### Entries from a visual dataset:

┌──

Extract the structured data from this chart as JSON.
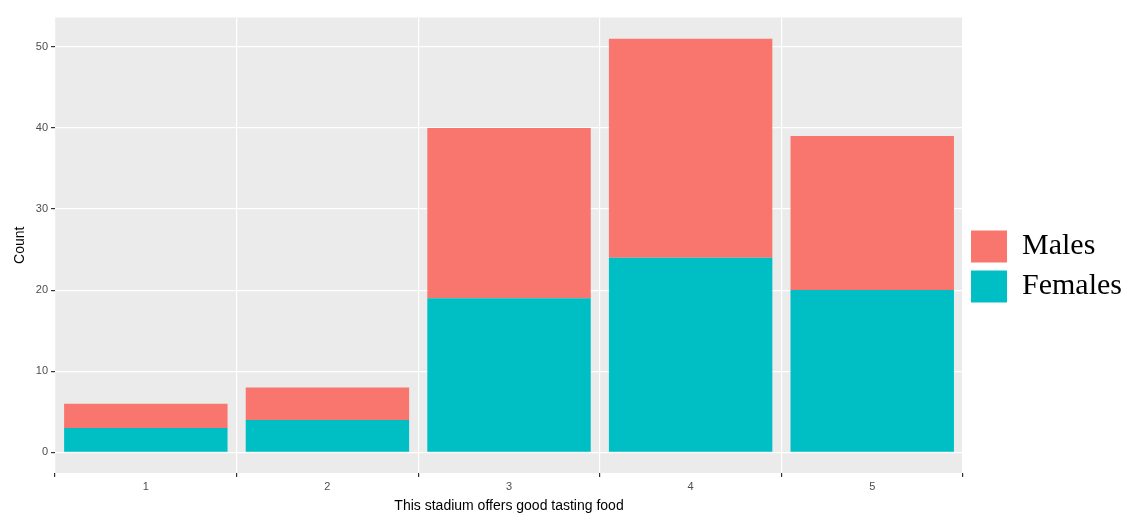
{
  "chart_data": {
    "type": "bar",
    "xlabel": "This stadium offers good tasting food",
    "ylabel": "Count",
    "categories": [
      "1",
      "2",
      "3",
      "4",
      "5"
    ],
    "stacked": true,
    "series": [
      {
        "name": "Females",
        "color": "#00bfc4",
        "values": [
          3,
          4,
          19,
          24,
          20
        ]
      },
      {
        "name": "Males",
        "color": "#f8766d",
        "values": [
          3,
          4,
          21,
          27,
          19
        ]
      }
    ],
    "ylim": [
      -2.55,
      53.6
    ],
    "yticks": [
      0,
      10,
      20,
      30,
      40,
      50
    ],
    "grid": true,
    "legend": "right"
  }
}
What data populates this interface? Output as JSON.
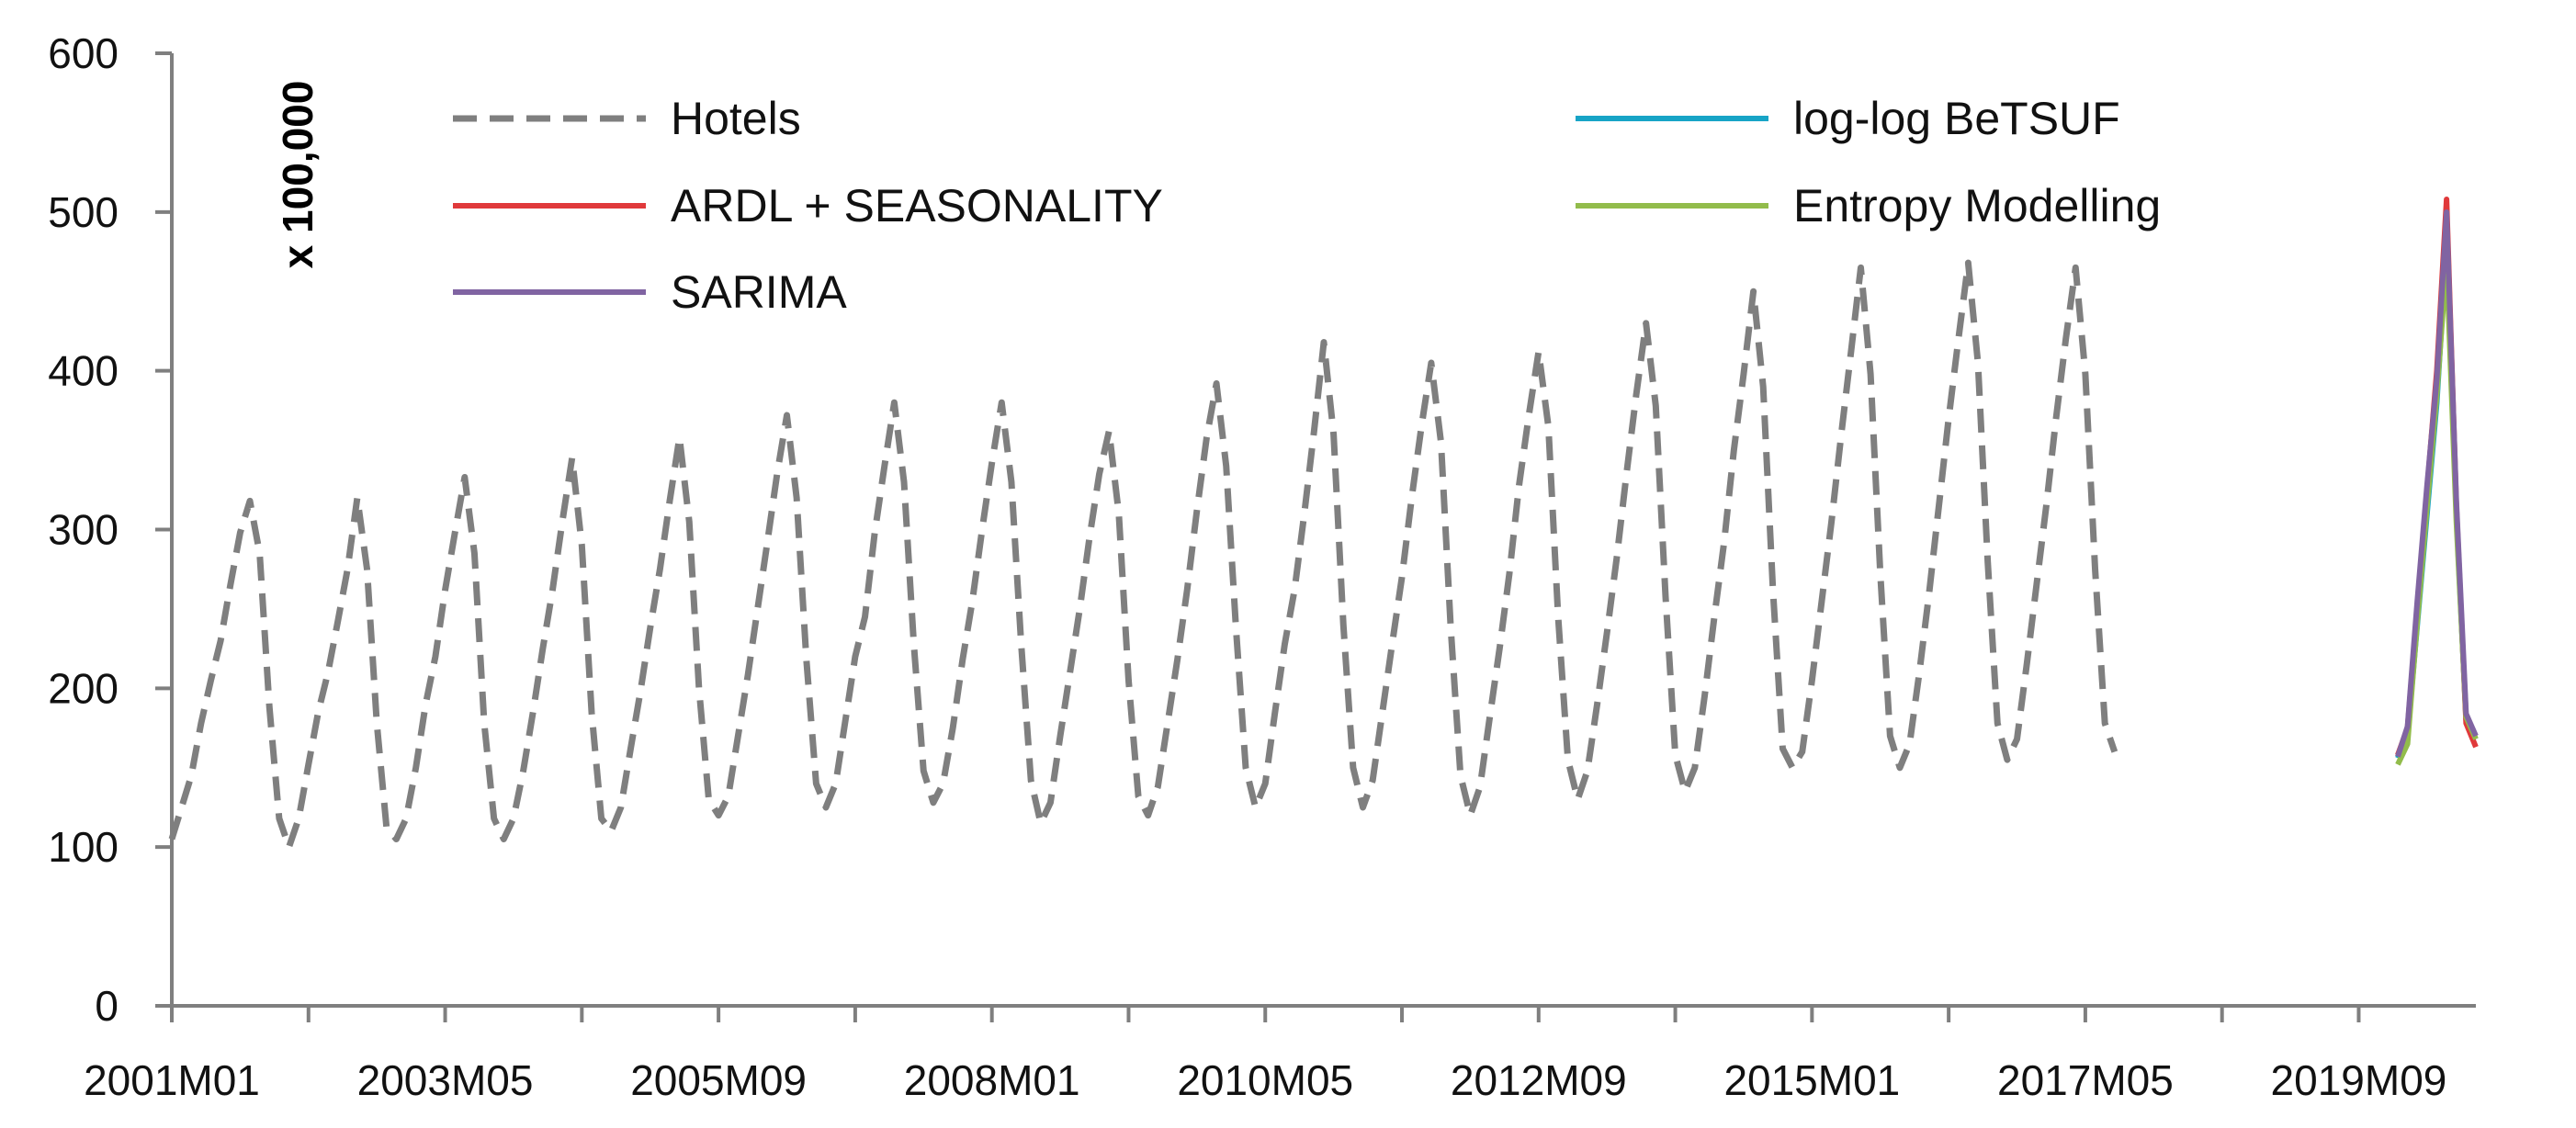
{
  "chart_data": {
    "type": "line",
    "title": "",
    "xlabel": "",
    "ylabel": "",
    "y_unit_label": "x 100,000",
    "ylim": [
      0,
      600
    ],
    "yticks": [
      0,
      100,
      200,
      300,
      400,
      500,
      600
    ],
    "start_month": "2001M01",
    "n_months": 237,
    "xtick_labels": [
      "2001M01",
      "2003M05",
      "2005M09",
      "2008M01",
      "2010M05",
      "2012M09",
      "2015M01",
      "2017M05",
      "2019M09"
    ],
    "xtick_label_index_step": 28,
    "xtick_minor_index_step": 14,
    "legend_position": "top",
    "series": [
      {
        "name": "Hotels",
        "color": "#7f7f7f",
        "style": "dashed",
        "start_index": 0,
        "values": [
          105,
          125,
          145,
          178,
          205,
          230,
          265,
          298,
          318,
          285,
          188,
          118,
          100,
          118,
          152,
          185,
          210,
          242,
          275,
          320,
          275,
          178,
          112,
          105,
          118,
          150,
          190,
          220,
          262,
          298,
          333,
          285,
          178,
          118,
          105,
          118,
          148,
          185,
          225,
          262,
          305,
          345,
          290,
          185,
          118,
          110,
          125,
          162,
          198,
          238,
          275,
          318,
          358,
          305,
          200,
          130,
          120,
          132,
          170,
          208,
          250,
          292,
          335,
          372,
          320,
          218,
          140,
          125,
          140,
          180,
          220,
          245,
          298,
          340,
          380,
          330,
          228,
          148,
          128,
          140,
          175,
          218,
          255,
          300,
          342,
          380,
          330,
          228,
          142,
          115,
          128,
          170,
          210,
          250,
          295,
          335,
          362,
          310,
          205,
          132,
          120,
          138,
          178,
          218,
          262,
          312,
          358,
          392,
          340,
          238,
          150,
          125,
          140,
          185,
          228,
          262,
          310,
          362,
          418,
          360,
          240,
          150,
          125,
          142,
          185,
          228,
          270,
          320,
          365,
          405,
          355,
          238,
          145,
          120,
          138,
          182,
          225,
          272,
          328,
          372,
          412,
          365,
          245,
          155,
          130,
          148,
          190,
          235,
          282,
          335,
          385,
          430,
          378,
          258,
          158,
          135,
          150,
          195,
          245,
          292,
          350,
          398,
          450,
          390,
          262,
          162,
          150,
          160,
          205,
          255,
          305,
          360,
          412,
          465,
          398,
          272,
          170,
          150,
          165,
          210,
          260,
          315,
          370,
          420,
          468,
          405,
          280,
          178,
          155,
          168,
          215,
          265,
          315,
          370,
          420,
          465,
          398,
          275,
          178,
          160
        ]
      },
      {
        "name": "log-log BeTSUF",
        "color": "#17a4c6",
        "style": "solid",
        "start_index": 228,
        "values": [
          156,
          170,
          240,
          310,
          380,
          480,
          310,
          180,
          168
        ]
      },
      {
        "name": "ARDL + SEASONALITY",
        "color": "#e0393b",
        "style": "solid",
        "start_index": 228,
        "values": [
          158,
          175,
          250,
          325,
          400,
          508,
          315,
          178,
          163
        ]
      },
      {
        "name": "Entropy Modelling",
        "color": "#92bc4b",
        "style": "solid",
        "start_index": 228,
        "values": [
          152,
          165,
          242,
          315,
          385,
          470,
          305,
          182,
          168
        ]
      },
      {
        "name": "SARIMA",
        "color": "#8064a2",
        "style": "solid",
        "start_index": 228,
        "values": [
          157,
          176,
          255,
          328,
          395,
          500,
          318,
          184,
          170
        ]
      }
    ]
  }
}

└──

### Aim:
Retype the data above exactly; pictures are not part of the copy.

### The solution:
Extract the structured data from this chart as JSON.
{
  "chart_data": {
    "type": "bar",
    "xlabel": "This stadium offers good tasting food",
    "ylabel": "Count",
    "categories": [
      "1",
      "2",
      "3",
      "4",
      "5"
    ],
    "stacked": true,
    "series": [
      {
        "name": "Females",
        "color": "#00bfc4",
        "values": [
          3,
          4,
          19,
          24,
          20
        ]
      },
      {
        "name": "Males",
        "color": "#f8766d",
        "values": [
          3,
          4,
          21,
          27,
          19
        ]
      }
    ],
    "ylim": [
      -2.55,
      53.6
    ],
    "yticks": [
      0,
      10,
      20,
      30,
      40,
      50
    ],
    "grid": true,
    "legend": "right"
  }
}
What data populates this interface? Output as JSON.
{
  "chart_data": {
    "type": "line",
    "title": "",
    "xlabel": "",
    "ylabel": "",
    "y_unit_label": "x 100,000",
    "ylim": [
      0,
      600
    ],
    "yticks": [
      0,
      100,
      200,
      300,
      400,
      500,
      600
    ],
    "start_month": "2001M01",
    "n_months": 237,
    "xtick_labels": [
      "2001M01",
      "2003M05",
      "2005M09",
      "2008M01",
      "2010M05",
      "2012M09",
      "2015M01",
      "2017M05",
      "2019M09"
    ],
    "xtick_label_index_step": 28,
    "xtick_minor_index_step": 14,
    "legend_position": "top",
    "series": [
      {
        "name": "Hotels",
        "color": "#7f7f7f",
        "style": "dashed",
        "start_index": 0,
        "values": [
          105,
          125,
          145,
          178,
          205,
          230,
          265,
          298,
          318,
          285,
          188,
          118,
          100,
          118,
          152,
          185,
          210,
          242,
          275,
          320,
          275,
          178,
          112,
          105,
          118,
          150,
          190,
          220,
          262,
          298,
          333,
          285,
          178,
          118,
          105,
          118,
          148,
          185,
          225,
          262,
          305,
          345,
          290,
          185,
          118,
          110,
          125,
          162,
          198,
          238,
          275,
          318,
          358,
          305,
          200,
          130,
          120,
          132,
          170,
          208,
          250,
          292,
          335,
          372,
          320,
          218,
          140,
          125,
          140,
          180,
          220,
          245,
          298,
          340,
          380,
          330,
          228,
          148,
          128,
          140,
          175,
          218,
          255,
          300,
          342,
          380,
          330,
          228,
          142,
          115,
          128,
          170,
          210,
          250,
          295,
          335,
          362,
          310,
          205,
          132,
          120,
          138,
          178,
          218,
          262,
          312,
          358,
          392,
          340,
          238,
          150,
          125,
          140,
          185,
          228,
          262,
          310,
          362,
          418,
          360,
          240,
          150,
          125,
          142,
          185,
          228,
          270,
          320,
          365,
          405,
          355,
          238,
          145,
          120,
          138,
          182,
          225,
          272,
          328,
          372,
          412,
          365,
          245,
          155,
          130,
          148,
          190,
          235,
          282,
          335,
          385,
          430,
          378,
          258,
          158,
          135,
          150,
          195,
          245,
          292,
          350,
          398,
          450,
          390,
          262,
          162,
          150,
          160,
          205,
          255,
          305,
          360,
          412,
          465,
          398,
          272,
          170,
          150,
          165,
          210,
          260,
          315,
          370,
          420,
          468,
          405,
          280,
          178,
          155,
          168,
          215,
          265,
          315,
          370,
          420,
          465,
          398,
          275,
          178,
          160
        ]
      },
      {
        "name": "log-log BeTSUF",
        "color": "#17a4c6",
        "style": "solid",
        "start_index": 228,
        "values": [
          156,
          170,
          240,
          310,
          380,
          480,
          310,
          180,
          168
        ]
      },
      {
        "name": "ARDL + SEASONALITY",
        "color": "#e0393b",
        "style": "solid",
        "start_index": 228,
        "values": [
          158,
          175,
          250,
          325,
          400,
          508,
          315,
          178,
          163
        ]
      },
      {
        "name": "Entropy Modelling",
        "color": "#92bc4b",
        "style": "solid",
        "start_index": 228,
        "values": [
          152,
          165,
          242,
          315,
          385,
          470,
          305,
          182,
          168
        ]
      },
      {
        "name": "SARIMA",
        "color": "#8064a2",
        "style": "solid",
        "start_index": 228,
        "values": [
          157,
          176,
          255,
          328,
          395,
          500,
          318,
          184,
          170
        ]
      }
    ]
  }
}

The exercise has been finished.